Goal —
Exactly reproduce each entry, leaving out nothing.

Data provided —
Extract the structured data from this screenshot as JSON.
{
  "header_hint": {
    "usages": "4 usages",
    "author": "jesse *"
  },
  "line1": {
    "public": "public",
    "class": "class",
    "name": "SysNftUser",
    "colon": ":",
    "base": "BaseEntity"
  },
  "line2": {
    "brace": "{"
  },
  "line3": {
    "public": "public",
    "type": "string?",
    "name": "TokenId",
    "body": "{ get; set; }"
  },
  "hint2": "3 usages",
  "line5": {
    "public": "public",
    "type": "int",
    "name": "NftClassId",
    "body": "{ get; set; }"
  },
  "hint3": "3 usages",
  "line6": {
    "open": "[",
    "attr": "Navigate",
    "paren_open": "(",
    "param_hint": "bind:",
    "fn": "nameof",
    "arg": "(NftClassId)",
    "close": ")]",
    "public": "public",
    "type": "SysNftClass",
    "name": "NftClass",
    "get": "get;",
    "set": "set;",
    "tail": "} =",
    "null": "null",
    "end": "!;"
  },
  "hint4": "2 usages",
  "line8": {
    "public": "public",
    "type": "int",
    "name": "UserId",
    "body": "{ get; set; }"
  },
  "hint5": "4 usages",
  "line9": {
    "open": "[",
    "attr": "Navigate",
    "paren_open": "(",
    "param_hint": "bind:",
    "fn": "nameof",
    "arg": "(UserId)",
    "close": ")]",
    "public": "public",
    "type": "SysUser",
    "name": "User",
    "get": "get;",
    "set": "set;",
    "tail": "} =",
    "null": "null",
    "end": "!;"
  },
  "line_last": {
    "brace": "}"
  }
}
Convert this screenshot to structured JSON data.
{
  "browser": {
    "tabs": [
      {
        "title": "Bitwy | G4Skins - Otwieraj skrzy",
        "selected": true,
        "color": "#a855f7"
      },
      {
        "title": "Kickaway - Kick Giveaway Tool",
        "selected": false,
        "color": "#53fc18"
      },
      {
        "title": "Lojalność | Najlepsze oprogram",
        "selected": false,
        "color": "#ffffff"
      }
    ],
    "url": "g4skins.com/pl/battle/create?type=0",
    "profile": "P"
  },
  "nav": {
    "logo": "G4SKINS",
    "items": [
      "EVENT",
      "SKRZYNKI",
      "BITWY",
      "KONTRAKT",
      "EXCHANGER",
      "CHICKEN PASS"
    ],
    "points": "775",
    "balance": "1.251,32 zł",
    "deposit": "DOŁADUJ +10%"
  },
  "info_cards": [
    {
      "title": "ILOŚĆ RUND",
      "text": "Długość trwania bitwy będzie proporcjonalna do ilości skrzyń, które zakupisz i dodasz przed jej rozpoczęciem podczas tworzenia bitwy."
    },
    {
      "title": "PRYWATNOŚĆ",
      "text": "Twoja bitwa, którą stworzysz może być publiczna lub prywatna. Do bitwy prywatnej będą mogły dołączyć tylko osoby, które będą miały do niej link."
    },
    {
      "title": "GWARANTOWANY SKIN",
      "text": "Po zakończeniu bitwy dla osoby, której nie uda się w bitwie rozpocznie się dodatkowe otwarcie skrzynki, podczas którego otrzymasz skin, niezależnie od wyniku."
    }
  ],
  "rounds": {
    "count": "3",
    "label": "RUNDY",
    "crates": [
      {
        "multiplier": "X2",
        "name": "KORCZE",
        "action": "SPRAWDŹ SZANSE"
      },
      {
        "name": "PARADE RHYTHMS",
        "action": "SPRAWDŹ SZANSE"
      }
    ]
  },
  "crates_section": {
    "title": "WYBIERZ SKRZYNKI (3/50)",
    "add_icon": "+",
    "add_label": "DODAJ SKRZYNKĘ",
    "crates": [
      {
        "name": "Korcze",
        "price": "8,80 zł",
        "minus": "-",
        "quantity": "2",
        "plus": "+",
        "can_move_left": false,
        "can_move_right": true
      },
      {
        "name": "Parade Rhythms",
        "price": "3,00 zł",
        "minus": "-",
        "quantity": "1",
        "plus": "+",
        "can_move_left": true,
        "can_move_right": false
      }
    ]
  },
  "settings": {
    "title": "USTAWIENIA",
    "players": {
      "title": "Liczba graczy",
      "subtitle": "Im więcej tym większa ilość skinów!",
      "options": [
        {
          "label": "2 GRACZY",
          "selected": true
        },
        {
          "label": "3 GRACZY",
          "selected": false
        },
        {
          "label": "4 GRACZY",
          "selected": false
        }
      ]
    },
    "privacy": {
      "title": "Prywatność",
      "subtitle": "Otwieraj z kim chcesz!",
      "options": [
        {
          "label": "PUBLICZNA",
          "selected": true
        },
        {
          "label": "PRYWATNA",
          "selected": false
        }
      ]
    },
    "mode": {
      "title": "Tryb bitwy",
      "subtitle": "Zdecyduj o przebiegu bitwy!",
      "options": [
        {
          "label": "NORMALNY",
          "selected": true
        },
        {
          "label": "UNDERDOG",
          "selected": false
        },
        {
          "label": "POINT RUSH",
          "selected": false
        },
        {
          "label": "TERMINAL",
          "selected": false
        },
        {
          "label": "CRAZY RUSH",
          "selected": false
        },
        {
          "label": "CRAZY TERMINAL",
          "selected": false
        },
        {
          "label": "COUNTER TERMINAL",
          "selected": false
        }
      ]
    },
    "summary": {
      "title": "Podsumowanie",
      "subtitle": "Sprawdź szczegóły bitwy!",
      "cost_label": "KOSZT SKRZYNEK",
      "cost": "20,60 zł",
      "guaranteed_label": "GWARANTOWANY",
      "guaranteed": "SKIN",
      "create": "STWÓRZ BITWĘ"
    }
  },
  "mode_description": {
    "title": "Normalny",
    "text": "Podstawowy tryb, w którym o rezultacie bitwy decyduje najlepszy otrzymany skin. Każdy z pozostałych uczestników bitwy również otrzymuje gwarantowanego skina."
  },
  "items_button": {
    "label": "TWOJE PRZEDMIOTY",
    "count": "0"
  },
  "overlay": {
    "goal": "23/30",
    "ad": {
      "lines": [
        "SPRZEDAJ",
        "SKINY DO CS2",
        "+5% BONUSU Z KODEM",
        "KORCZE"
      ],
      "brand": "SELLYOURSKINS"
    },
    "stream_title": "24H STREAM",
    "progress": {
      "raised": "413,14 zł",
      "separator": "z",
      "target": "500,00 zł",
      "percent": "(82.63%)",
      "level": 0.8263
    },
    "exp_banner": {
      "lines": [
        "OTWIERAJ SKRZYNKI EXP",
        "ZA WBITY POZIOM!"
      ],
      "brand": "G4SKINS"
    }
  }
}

Result of this task —
Extract the structured data from this screenshot as JSON.
{
  "header_hint": {
    "usages": "4 usages",
    "author": "jesse *"
  },
  "line1": {
    "public": "public",
    "class": "class",
    "name": "SysNftUser",
    "colon": ":",
    "base": "BaseEntity"
  },
  "line2": {
    "brace": "{"
  },
  "line3": {
    "public": "public",
    "type": "string?",
    "name": "TokenId",
    "body": "{ get; set; }"
  },
  "hint2": "3 usages",
  "line5": {
    "public": "public",
    "type": "int",
    "name": "NftClassId",
    "body": "{ get; set; }"
  },
  "hint3": "3 usages",
  "line6": {
    "open": "[",
    "attr": "Navigate",
    "paren_open": "(",
    "param_hint": "bind:",
    "fn": "nameof",
    "arg": "(NftClassId)",
    "close": ")]",
    "public": "public",
    "type": "SysNftClass",
    "name": "NftClass",
    "get": "get;",
    "set": "set;",
    "tail": "} =",
    "null": "null",
    "end": "!;"
  },
  "hint4": "2 usages",
  "line8": {
    "public": "public",
    "type": "int",
    "name": "UserId",
    "body": "{ get; set; }"
  },
  "hint5": "4 usages",
  "line9": {
    "open": "[",
    "attr": "Navigate",
    "paren_open": "(",
    "param_hint": "bind:",
    "fn": "nameof",
    "arg": "(UserId)",
    "close": ")]",
    "public": "public",
    "type": "SysUser",
    "name": "User",
    "get": "get;",
    "set": "set;",
    "tail": "} =",
    "null": "null",
    "end": "!;"
  },
  "line_last": {
    "brace": "}"
  }
}
Convert this screenshot to structured JSON data.
{
  "browser": {
    "tabs": [
      {
        "title": "Bitwy | G4Skins - Otwieraj skrzy",
        "selected": true,
        "color": "#a855f7"
      },
      {
        "title": "Kickaway - Kick Giveaway Tool",
        "selected": false,
        "color": "#53fc18"
      },
      {
        "title": "Lojalność | Najlepsze oprogram",
        "selected": false,
        "color": "#ffffff"
      }
    ],
    "url": "g4skins.com/pl/battle/create?type=0",
    "profile": "P"
  },
  "nav": {
    "logo": "G4SKINS",
    "items": [
      "EVENT",
      "SKRZYNKI",
      "BITWY",
      "KONTRAKT",
      "EXCHANGER",
      "CHICKEN PASS"
    ],
    "points": "775",
    "balance": "1.251,32 zł",
    "deposit": "DOŁADUJ +10%"
  },
  "info_cards": [
    {
      "title": "ILOŚĆ RUND",
      "text": "Długość trwania bitwy będzie proporcjonalna do ilości skrzyń, które zakupisz i dodasz przed jej rozpoczęciem podczas tworzenia bitwy."
    },
    {
      "title": "PRYWATNOŚĆ",
      "text": "Twoja bitwa, którą stworzysz może być publiczna lub prywatna. Do bitwy prywatnej będą mogły dołączyć tylko osoby, które będą miały do niej link."
    },
    {
      "title": "GWARANTOWANY SKIN",
      "text": "Po zakończeniu bitwy dla osoby, której nie uda się w bitwie rozpocznie się dodatkowe otwarcie skrzynki, podczas którego otrzymasz skin, niezależnie od wyniku."
    }
  ],
  "rounds": {
    "count": "3",
    "label": "RUNDY",
    "crates": [
      {
        "multiplier": "X2",
        "name": "KORCZE",
        "action": "SPRAWDŹ SZANSE"
      },
      {
        "name": "PARADE RHYTHMS",
        "action": "SPRAWDŹ SZANSE"
      }
    ]
  },
  "crates_section": {
    "title": "WYBIERZ SKRZYNKI (3/50)",
    "add_icon": "+",
    "add_label": "DODAJ SKRZYNKĘ",
    "crates": [
      {
        "name": "Korcze",
        "price": "8,80 zł",
        "minus": "-",
        "quantity": "2",
        "plus": "+",
        "can_move_left": false,
        "can_move_right": true
      },
      {
        "name": "Parade Rhythms",
        "price": "3,00 zł",
        "minus": "-",
        "quantity": "1",
        "plus": "+",
        "can_move_left": true,
        "can_move_right": false
      }
    ]
  },
  "settings": {
    "title": "USTAWIENIA",
    "players": {
      "title": "Liczba graczy",
      "subtitle": "Im więcej tym większa ilość skinów!",
      "options": [
        {
          "label": "2 GRACZY",
          "selected": true
        },
        {
          "label": "3 GRACZY",
          "selected": false
        },
        {
          "label": "4 GRACZY",
          "selected": false
        }
      ]
    },
    "privacy": {
      "title": "Prywatność",
      "subtitle": "Otwieraj z kim chcesz!",
      "options": [
        {
          "label": "PUBLICZNA",
          "selected": true
        },
        {
          "label": "PRYWATNA",
          "selected": false
        }
      ]
    },
    "mode": {
      "title": "Tryb bitwy",
      "subtitle": "Zdecyduj o przebiegu bitwy!",
      "options": [
        {
          "label": "NORMALNY",
          "selected": true
        },
        {
          "label": "UNDERDOG",
          "selected": false
        },
        {
          "label": "POINT RUSH",
          "selected": false
        },
        {
          "label": "TERMINAL",
          "selected": false
        },
        {
          "label": "CRAZY RUSH",
          "selected": false
        },
        {
          "label": "CRAZY TERMINAL",
          "selected": false
        },
        {
          "label": "COUNTER TERMINAL",
          "selected": false
        }
      ]
    },
    "summary": {
      "title": "Podsumowanie",
      "subtitle": "Sprawdź szczegóły bitwy!",
      "cost_label": "KOSZT SKRZYNEK",
      "cost": "20,60 zł",
      "guaranteed_label": "GWARANTOWANY",
      "guaranteed": "SKIN",
      "create": "STWÓRZ BITWĘ"
    }
  },
  "mode_description": {
    "title": "Normalny",
    "text": "Podstawowy tryb, w którym o rezultacie bitwy decyduje najlepszy otrzymany skin. Każdy z pozostałych uczestników bitwy również otrzymuje gwarantowanego skina."
  },
  "items_button": {
    "label": "TWOJE PRZEDMIOTY",
    "count": "0"
  },
  "overlay": {
    "goal": "23/30",
    "ad": {
      "lines": [
        "SPRZEDAJ",
        "SKINY DO CS2",
        "+5% BONUSU Z KODEM",
        "KORCZE"
      ],
      "brand": "SELLYOURSKINS"
    },
    "stream_title": "24H STREAM",
    "progress": {
      "raised": "413,14 zł",
      "separator": "z",
      "target": "500,00 zł",
      "percent": "(82.63%)",
      "level": 0.8263
    },
    "exp_banner": {
      "lines": [
        "OTWIERAJ SKRZYNKI EXP",
        "ZA WBITY POZIOM!"
      ],
      "brand": "G4SKINS"
    }
  }
}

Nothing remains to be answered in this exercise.